### Provided data

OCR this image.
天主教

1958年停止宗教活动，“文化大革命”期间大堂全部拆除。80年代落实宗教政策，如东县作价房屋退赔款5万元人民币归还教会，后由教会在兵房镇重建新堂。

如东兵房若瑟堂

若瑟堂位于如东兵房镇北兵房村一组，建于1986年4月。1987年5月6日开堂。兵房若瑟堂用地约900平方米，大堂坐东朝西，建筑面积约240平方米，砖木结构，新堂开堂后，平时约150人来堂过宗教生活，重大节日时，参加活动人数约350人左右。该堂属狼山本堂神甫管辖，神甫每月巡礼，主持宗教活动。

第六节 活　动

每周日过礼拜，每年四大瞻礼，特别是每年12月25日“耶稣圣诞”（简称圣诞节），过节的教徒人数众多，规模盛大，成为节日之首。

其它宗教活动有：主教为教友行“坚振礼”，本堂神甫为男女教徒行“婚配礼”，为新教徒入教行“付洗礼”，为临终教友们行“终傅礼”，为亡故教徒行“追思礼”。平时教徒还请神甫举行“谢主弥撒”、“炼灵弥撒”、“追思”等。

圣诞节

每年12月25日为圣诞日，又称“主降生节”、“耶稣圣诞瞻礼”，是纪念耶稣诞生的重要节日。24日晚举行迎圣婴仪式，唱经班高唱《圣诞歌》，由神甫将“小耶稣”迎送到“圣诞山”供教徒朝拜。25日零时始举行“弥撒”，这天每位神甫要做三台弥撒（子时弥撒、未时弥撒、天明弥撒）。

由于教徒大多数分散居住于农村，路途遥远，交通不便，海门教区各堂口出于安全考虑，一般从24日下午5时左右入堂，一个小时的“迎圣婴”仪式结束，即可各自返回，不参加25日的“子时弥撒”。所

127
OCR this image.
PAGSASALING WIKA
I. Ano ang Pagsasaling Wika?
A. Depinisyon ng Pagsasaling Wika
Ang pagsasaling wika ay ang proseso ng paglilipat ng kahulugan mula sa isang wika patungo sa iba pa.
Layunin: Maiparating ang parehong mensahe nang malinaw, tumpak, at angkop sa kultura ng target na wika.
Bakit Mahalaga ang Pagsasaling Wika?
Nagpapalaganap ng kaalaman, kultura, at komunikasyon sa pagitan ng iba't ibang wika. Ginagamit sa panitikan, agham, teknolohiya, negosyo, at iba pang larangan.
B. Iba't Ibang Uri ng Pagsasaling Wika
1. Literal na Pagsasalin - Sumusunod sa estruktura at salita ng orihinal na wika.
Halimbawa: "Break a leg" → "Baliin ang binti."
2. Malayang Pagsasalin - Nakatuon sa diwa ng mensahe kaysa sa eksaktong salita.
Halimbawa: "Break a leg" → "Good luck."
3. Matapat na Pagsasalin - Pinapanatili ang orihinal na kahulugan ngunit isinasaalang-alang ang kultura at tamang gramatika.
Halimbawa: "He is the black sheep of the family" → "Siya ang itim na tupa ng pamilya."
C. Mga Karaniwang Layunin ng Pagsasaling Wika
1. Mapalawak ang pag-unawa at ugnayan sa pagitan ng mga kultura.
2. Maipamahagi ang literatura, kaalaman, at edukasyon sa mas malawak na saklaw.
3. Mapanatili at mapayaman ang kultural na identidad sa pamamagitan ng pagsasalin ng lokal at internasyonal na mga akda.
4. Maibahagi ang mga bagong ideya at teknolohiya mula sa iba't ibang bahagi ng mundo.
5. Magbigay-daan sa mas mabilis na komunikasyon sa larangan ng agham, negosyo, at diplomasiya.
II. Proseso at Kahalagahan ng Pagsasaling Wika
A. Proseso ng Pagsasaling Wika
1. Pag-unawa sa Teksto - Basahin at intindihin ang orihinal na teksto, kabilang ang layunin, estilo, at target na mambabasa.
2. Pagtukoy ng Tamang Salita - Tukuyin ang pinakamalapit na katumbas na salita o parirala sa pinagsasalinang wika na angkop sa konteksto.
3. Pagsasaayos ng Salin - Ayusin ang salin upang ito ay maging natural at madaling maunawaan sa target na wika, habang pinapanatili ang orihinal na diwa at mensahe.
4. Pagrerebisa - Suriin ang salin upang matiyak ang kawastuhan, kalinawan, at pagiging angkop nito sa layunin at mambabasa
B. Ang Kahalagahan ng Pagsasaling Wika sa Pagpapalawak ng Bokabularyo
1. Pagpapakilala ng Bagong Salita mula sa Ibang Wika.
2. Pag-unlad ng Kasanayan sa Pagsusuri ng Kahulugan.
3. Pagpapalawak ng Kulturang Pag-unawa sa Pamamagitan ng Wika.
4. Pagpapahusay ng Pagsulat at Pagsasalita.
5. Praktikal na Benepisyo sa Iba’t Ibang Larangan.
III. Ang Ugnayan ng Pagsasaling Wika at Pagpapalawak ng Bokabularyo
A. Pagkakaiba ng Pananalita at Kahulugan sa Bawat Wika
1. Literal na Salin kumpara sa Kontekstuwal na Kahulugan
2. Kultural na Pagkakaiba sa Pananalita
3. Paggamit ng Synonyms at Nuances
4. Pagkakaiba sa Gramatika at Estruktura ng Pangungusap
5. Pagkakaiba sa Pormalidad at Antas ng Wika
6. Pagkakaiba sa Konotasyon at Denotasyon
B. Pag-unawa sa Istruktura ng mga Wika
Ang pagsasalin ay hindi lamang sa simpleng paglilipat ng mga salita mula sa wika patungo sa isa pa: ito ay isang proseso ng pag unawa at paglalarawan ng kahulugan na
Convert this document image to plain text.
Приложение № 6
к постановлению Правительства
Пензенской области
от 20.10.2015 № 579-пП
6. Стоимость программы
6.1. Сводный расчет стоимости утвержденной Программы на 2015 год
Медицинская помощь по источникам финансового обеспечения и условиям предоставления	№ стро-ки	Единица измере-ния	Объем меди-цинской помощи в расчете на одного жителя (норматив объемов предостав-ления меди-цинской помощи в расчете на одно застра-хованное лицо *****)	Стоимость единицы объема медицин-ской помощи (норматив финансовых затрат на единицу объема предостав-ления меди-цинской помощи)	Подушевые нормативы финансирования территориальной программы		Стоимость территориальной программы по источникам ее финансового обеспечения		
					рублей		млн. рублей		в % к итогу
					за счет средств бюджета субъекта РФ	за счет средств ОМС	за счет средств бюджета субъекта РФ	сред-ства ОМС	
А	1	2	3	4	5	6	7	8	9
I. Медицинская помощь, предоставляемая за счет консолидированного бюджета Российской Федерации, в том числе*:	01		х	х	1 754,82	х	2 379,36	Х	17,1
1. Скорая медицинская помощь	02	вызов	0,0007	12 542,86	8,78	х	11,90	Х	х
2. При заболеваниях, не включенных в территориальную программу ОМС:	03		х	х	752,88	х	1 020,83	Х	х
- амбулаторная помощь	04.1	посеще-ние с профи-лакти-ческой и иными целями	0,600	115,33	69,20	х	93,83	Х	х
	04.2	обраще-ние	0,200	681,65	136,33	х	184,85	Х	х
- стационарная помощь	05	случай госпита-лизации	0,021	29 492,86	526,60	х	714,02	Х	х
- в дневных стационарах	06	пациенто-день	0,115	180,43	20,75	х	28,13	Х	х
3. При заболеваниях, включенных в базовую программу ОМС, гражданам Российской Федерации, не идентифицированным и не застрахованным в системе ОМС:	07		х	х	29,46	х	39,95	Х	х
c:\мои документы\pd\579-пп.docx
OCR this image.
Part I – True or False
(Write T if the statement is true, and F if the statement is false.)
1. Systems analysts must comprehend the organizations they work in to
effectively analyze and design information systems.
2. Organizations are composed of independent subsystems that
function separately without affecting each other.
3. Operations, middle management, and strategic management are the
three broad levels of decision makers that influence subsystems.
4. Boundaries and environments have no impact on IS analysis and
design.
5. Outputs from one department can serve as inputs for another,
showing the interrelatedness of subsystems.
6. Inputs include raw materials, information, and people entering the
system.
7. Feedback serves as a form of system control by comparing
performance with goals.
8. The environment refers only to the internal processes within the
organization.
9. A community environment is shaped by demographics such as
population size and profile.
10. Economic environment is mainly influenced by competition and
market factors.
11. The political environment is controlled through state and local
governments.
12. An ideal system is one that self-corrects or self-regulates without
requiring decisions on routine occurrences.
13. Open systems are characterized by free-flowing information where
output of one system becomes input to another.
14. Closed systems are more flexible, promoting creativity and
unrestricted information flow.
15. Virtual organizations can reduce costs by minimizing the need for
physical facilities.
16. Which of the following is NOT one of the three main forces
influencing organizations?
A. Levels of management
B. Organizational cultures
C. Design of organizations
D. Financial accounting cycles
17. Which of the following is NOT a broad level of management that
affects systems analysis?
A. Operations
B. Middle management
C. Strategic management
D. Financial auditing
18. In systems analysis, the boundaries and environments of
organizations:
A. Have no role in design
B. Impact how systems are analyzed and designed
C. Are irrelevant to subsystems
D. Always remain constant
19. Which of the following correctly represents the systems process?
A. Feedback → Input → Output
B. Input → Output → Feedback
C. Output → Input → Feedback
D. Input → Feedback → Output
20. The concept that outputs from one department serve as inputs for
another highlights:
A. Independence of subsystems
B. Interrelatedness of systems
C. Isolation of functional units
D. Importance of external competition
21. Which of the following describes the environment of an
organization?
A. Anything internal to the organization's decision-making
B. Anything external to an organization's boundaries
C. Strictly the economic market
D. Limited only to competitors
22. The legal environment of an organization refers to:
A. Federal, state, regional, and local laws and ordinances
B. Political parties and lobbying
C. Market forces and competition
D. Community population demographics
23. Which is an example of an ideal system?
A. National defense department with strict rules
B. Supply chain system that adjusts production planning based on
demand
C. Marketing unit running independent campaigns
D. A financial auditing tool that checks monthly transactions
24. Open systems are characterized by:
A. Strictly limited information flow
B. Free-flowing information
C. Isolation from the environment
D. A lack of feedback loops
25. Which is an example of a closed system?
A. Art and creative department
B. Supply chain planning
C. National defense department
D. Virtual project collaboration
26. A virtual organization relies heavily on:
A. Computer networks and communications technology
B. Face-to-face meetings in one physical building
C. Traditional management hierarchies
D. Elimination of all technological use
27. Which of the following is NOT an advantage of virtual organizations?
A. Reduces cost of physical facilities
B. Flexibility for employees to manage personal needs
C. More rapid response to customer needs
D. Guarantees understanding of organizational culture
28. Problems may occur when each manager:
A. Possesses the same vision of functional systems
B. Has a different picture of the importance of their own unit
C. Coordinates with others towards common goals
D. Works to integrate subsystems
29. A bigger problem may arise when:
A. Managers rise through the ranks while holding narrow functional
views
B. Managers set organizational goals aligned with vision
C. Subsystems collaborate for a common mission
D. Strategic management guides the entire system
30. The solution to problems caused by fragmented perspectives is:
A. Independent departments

######

[What is expected]
Gather up, from the records above, each line where the word "Halimbawa" appears.

[Output for this exercise]
Halimbawa: "Break a leg" → "Baliin ang binti."
Halimbawa: "Break a leg" → "Good luck."
Halimbawa: "He is the black sheep of the family" → "Siya ang itim na tupa ng pamilya."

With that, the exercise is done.